───── Extracted data
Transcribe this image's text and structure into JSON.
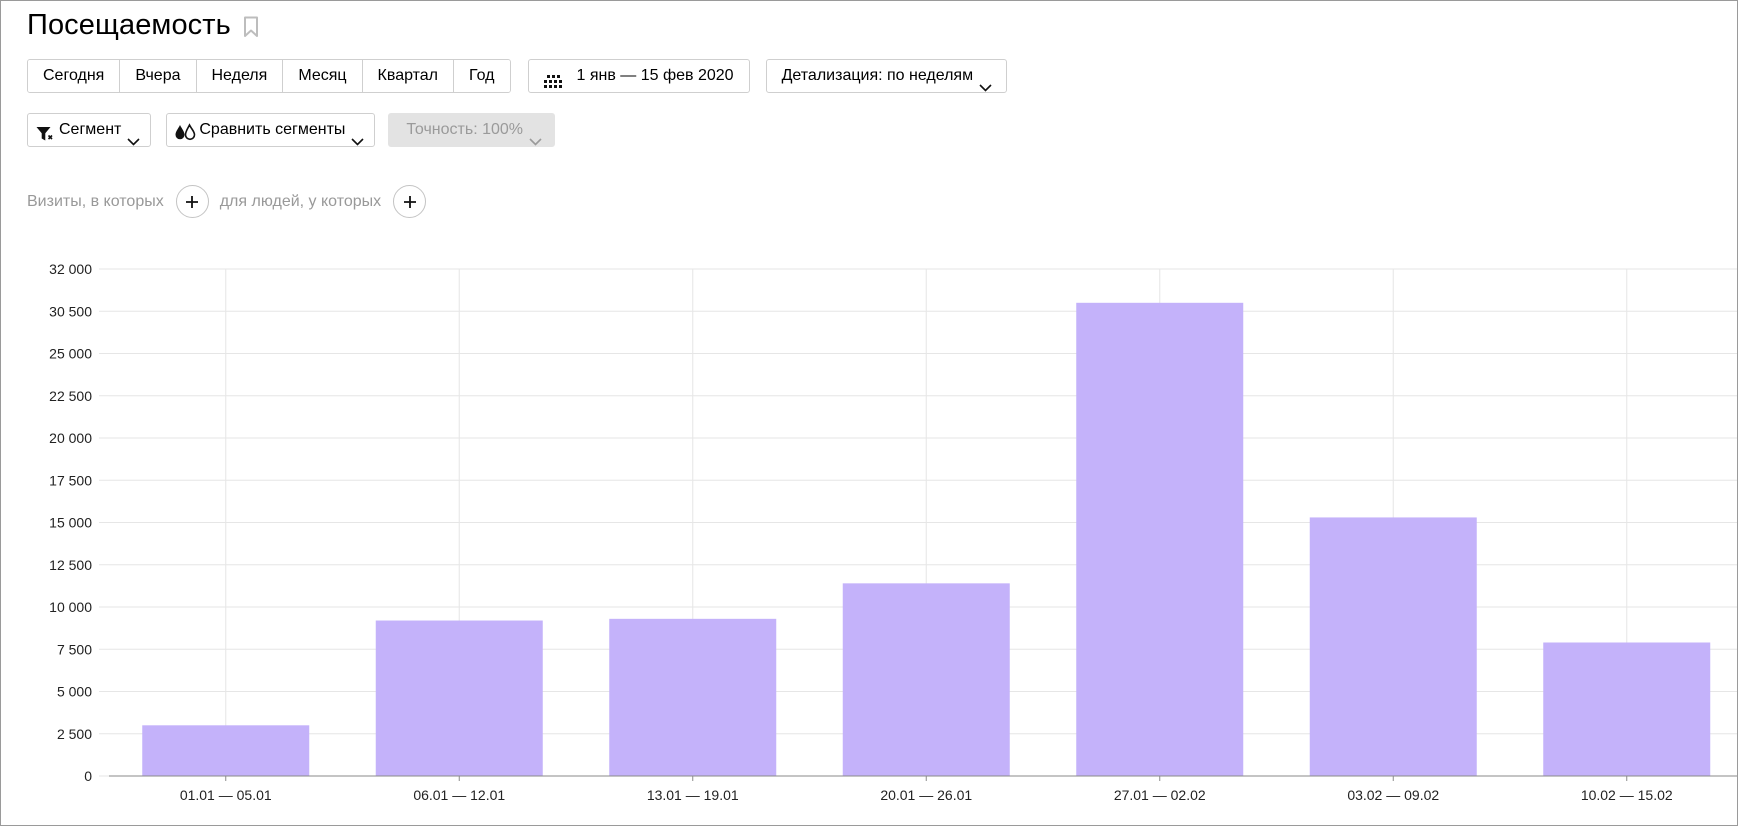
{
  "header": {
    "title": "Посещаемость"
  },
  "toolbar": {
    "periods": [
      "Сегодня",
      "Вчера",
      "Неделя",
      "Месяц",
      "Квартал",
      "Год"
    ],
    "date_range": "1 янв — 15 фев 2020",
    "detail_label": "Детализация: по неделям"
  },
  "segments": {
    "segment_label": "Сегмент",
    "compare_label": "Сравнить сегменты",
    "accuracy_label": "Точность: 100%"
  },
  "filters": {
    "visits_label": "Визиты, в которых",
    "people_label": "для людей, у которых"
  },
  "colors": {
    "bar": "#c4b2fa",
    "grid": "#e6e6e6",
    "axis": "#8a8a8a"
  },
  "chart_data": {
    "type": "bar",
    "categories": [
      "01.01 — 05.01",
      "06.01 — 12.01",
      "13.01 — 19.01",
      "20.01 — 26.01",
      "27.01 — 02.02",
      "03.02 — 09.02",
      "10.02 — 15.02"
    ],
    "values": [
      3000,
      9200,
      9300,
      11400,
      28000,
      15300,
      7900
    ],
    "yticks": [
      0,
      2500,
      5000,
      7500,
      10000,
      12500,
      15000,
      17500,
      20000,
      22500,
      25000,
      27500,
      30000
    ],
    "ytick_labels": [
      "0",
      "2 500",
      "5 000",
      "7 500",
      "10 000",
      "12 500",
      "15 000",
      "17 500",
      "20 000",
      "22 500",
      "25 000",
      "30 500",
      "32 000"
    ],
    "ylim": [
      0,
      30000
    ],
    "grid": true
  }
}
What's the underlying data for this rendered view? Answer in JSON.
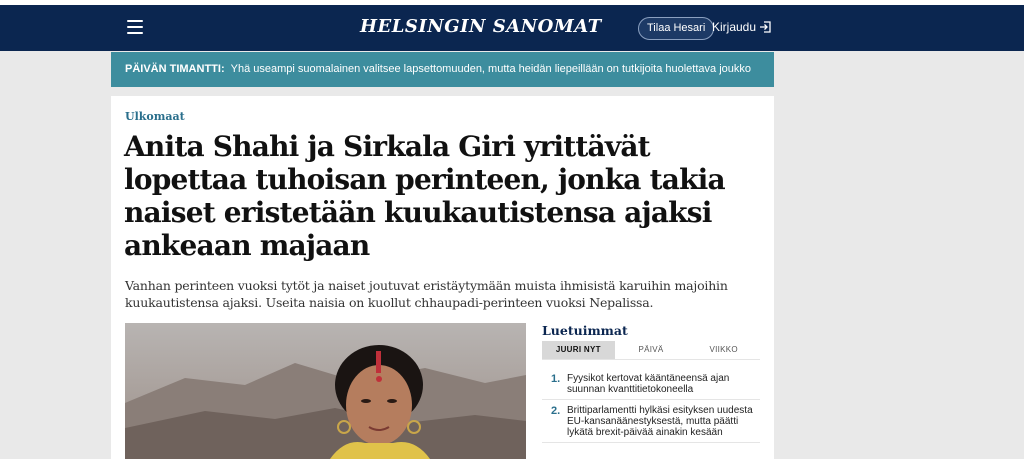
{
  "header": {
    "logo": "HELSINGIN SANOMAT",
    "subscribe_label": "Tilaa Hesari",
    "login_label": "Kirjaudu"
  },
  "promo": {
    "label": "PÄIVÄN TIMANTTI:",
    "text": "Yhä useampi suomalainen valitsee lapsettomuuden, mutta heidän liepeillään on tutkijoita huolettava joukko"
  },
  "article": {
    "category": "Ulkomaat",
    "headline": "Anita Shahi ja Sirkala Giri yrittävät lopettaa tuhoisan perinteen, jonka takia naiset eristetään kuukautistensa ajaksi ankeaan majaan",
    "lead": "Vanhan perinteen vuoksi tytöt ja naiset joutuvat eristäytymään muista ihmisistä karuihin majoihin kuukautistensa ajaksi. Useita naisia on kuollut chhaupadi-perinteen vuoksi Nepalissa."
  },
  "popular": {
    "title": "Luetuimmat",
    "tabs": [
      "JUURI NYT",
      "PÄIVÄ",
      "VIIKKO"
    ],
    "active_tab": 0,
    "items": [
      {
        "num": "1.",
        "text": "Fyysikot kertovat kääntäneensä ajan suunnan kvanttitietokoneella"
      },
      {
        "num": "2.",
        "text": "Brittiparlamentti hylkäsi esityksen uudesta EU-kansanäänestyksestä, mutta päätti lykätä brexit-päivää ainakin kesään"
      }
    ]
  },
  "colors": {
    "header_bg": "#0b2650",
    "promo_bg": "#3d8d9e",
    "accent": "#2a6f8c"
  }
}
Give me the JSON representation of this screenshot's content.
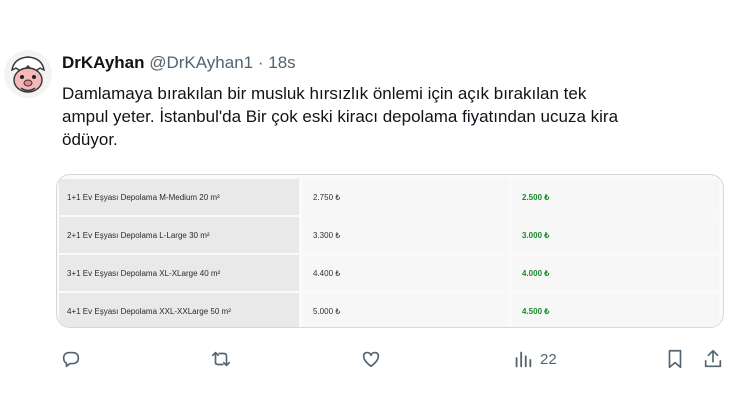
──────────
--- Directive ---
Copy every line of the records above that holds the word "this".

--- Task solution ---
Transcribe this image's text and structure into JSON.
What's the underlying data for this rendered view? Answer in JSON.
Give me the JSON representation of this screenshot's content.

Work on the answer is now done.